Given problem
Reproduce the rows verbatim, starting at the first line and ending with the line that contains "print-option-custom-printed[interactable]: Custom Printed", with both of these lines included.

Extracted records
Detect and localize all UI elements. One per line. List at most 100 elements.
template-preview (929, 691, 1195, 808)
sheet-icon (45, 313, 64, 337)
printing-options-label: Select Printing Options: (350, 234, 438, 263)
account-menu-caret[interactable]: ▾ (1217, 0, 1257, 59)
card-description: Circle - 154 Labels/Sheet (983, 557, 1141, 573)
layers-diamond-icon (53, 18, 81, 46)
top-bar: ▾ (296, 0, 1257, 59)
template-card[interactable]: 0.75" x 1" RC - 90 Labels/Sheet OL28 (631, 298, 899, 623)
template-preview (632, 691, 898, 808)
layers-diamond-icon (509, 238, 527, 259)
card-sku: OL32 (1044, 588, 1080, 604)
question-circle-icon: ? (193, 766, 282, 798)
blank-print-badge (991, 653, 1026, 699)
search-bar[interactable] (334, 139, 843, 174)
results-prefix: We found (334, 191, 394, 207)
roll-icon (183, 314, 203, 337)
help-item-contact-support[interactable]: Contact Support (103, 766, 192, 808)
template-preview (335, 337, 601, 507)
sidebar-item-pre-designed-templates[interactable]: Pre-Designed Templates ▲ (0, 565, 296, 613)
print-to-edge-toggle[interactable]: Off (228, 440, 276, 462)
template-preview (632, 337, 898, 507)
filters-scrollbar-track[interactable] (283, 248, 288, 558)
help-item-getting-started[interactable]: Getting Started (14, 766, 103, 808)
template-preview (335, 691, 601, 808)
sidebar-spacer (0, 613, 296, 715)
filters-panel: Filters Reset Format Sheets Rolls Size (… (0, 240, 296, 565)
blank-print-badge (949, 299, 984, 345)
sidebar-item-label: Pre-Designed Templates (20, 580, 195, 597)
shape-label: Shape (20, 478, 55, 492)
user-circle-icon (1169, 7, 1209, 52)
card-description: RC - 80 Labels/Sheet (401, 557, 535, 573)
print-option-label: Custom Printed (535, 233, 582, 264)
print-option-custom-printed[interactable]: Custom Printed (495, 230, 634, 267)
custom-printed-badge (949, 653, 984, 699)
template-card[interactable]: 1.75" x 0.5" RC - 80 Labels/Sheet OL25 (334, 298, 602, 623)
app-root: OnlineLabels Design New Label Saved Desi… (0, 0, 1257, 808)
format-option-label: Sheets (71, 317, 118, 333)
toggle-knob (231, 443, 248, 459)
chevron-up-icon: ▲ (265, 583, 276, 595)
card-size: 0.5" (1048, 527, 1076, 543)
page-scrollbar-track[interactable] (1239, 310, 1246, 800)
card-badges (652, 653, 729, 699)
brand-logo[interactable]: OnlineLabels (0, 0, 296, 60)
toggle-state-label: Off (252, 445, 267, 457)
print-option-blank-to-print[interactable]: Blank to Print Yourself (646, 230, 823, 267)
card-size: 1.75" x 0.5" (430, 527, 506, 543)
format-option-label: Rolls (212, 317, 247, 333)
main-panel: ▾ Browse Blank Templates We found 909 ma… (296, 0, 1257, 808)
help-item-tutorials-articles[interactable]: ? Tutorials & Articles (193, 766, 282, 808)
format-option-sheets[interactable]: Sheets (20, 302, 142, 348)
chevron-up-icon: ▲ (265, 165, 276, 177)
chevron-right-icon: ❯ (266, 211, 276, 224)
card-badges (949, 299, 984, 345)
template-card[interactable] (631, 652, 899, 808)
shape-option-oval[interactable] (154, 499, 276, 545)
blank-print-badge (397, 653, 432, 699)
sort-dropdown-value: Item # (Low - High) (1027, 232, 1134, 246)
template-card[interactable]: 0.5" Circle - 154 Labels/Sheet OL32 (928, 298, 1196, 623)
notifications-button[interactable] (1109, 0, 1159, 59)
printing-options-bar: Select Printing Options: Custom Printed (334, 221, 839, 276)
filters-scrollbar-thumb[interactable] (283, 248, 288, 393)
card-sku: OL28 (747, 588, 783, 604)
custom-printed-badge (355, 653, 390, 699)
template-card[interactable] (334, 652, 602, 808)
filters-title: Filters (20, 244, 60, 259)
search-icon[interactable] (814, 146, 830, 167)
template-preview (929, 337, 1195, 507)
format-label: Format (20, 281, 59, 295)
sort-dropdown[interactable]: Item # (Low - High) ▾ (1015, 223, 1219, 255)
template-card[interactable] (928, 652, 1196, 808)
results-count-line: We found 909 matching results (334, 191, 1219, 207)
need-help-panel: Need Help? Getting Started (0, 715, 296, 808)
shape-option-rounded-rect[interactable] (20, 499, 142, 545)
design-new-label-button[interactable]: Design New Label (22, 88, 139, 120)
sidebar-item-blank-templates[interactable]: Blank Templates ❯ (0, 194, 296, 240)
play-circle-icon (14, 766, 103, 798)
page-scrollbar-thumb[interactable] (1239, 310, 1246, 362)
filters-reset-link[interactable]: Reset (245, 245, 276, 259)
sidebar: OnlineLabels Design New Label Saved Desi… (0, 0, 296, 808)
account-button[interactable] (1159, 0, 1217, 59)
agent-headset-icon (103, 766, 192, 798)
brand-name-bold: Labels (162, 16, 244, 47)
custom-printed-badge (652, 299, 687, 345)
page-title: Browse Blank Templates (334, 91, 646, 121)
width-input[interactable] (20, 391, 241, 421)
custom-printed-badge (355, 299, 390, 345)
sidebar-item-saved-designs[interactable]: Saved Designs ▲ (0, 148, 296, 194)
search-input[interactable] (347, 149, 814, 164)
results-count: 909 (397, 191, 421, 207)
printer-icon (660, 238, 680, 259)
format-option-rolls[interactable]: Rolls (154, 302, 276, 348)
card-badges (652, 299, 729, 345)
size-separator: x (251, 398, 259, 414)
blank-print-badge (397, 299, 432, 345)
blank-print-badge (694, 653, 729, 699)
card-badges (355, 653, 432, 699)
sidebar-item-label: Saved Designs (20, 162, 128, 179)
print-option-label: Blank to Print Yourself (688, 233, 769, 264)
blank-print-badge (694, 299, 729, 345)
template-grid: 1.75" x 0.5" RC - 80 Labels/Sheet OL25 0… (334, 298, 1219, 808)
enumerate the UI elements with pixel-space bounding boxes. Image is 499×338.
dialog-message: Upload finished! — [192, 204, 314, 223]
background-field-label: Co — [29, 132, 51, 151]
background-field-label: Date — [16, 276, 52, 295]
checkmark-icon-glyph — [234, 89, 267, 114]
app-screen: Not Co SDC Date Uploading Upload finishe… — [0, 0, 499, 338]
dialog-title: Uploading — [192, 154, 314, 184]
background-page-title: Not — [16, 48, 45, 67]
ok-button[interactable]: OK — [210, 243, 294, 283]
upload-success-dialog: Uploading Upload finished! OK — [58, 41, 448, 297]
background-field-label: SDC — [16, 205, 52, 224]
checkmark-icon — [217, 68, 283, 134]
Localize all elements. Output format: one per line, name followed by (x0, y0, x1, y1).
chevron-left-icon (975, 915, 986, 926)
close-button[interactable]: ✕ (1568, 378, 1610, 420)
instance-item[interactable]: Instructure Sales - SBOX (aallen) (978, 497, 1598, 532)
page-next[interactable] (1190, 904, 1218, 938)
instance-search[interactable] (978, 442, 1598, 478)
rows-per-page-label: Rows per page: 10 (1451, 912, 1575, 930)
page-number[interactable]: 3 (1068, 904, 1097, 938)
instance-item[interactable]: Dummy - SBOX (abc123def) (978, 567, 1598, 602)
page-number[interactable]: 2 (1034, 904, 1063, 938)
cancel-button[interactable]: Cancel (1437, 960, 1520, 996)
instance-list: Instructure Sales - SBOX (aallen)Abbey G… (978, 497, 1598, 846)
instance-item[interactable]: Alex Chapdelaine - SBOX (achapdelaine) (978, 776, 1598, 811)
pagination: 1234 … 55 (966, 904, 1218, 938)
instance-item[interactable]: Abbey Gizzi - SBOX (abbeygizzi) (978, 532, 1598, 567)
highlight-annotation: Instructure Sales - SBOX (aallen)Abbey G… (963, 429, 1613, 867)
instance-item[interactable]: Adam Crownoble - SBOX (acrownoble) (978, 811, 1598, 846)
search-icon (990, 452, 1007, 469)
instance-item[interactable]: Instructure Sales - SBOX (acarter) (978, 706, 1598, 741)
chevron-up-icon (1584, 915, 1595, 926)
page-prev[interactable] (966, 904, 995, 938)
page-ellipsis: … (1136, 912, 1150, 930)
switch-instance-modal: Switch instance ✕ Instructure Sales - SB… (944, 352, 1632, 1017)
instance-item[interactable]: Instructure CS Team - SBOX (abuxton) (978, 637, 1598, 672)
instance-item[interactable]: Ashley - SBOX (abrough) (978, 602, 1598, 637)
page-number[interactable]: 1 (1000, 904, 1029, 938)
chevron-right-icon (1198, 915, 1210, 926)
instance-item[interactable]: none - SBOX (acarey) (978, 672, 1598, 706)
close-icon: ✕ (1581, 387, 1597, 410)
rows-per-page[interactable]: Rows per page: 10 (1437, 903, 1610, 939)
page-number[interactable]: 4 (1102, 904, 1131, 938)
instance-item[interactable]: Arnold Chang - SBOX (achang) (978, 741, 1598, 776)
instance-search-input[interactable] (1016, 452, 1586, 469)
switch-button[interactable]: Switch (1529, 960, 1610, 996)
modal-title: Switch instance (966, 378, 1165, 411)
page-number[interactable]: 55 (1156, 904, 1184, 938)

Written solution
Detect and localize all UI elements. One per line. List at most 100 elements.
template-preview (929, 691, 1195, 808)
sheet-icon (45, 313, 64, 337)
printing-options-label: Select Printing Options: (350, 234, 438, 263)
account-menu-caret[interactable]: ▾ (1217, 0, 1257, 59)
card-description: Circle - 154 Labels/Sheet (983, 557, 1141, 573)
layers-diamond-icon (53, 18, 81, 46)
top-bar: ▾ (296, 0, 1257, 59)
template-card[interactable]: 0.75" x 1" RC - 90 Labels/Sheet OL28 (631, 298, 899, 623)
template-preview (632, 691, 898, 808)
layers-diamond-icon (509, 238, 527, 259)
card-sku: OL32 (1044, 588, 1080, 604)
question-circle-icon: ? (193, 766, 282, 798)
blank-print-badge (991, 653, 1026, 699)
search-bar[interactable] (334, 139, 843, 174)
results-prefix: We found (334, 191, 394, 207)
roll-icon (183, 314, 203, 337)
help-item-contact-support[interactable]: Contact Support (103, 766, 192, 808)
template-preview (335, 337, 601, 507)
sidebar-item-pre-designed-templates[interactable]: Pre-Designed Templates ▲ (0, 565, 296, 613)
print-to-edge-toggle[interactable]: Off (228, 440, 276, 462)
template-preview (632, 337, 898, 507)
filters-scrollbar-track[interactable] (283, 248, 288, 558)
help-item-getting-started[interactable]: Getting Started (14, 766, 103, 808)
template-preview (335, 691, 601, 808)
sidebar-spacer (0, 613, 296, 715)
filters-panel: Filters Reset Format Sheets Rolls Size (… (0, 240, 296, 565)
blank-print-badge (949, 299, 984, 345)
sidebar-item-label: Pre-Designed Templates (20, 580, 195, 597)
shape-label: Shape (20, 478, 55, 492)
user-circle-icon (1169, 7, 1209, 52)
card-description: RC - 80 Labels/Sheet (401, 557, 535, 573)
print-option-label: Custom Printed (535, 233, 582, 264)
print-option-custom-printed[interactable]: Custom Printed (495, 230, 634, 267)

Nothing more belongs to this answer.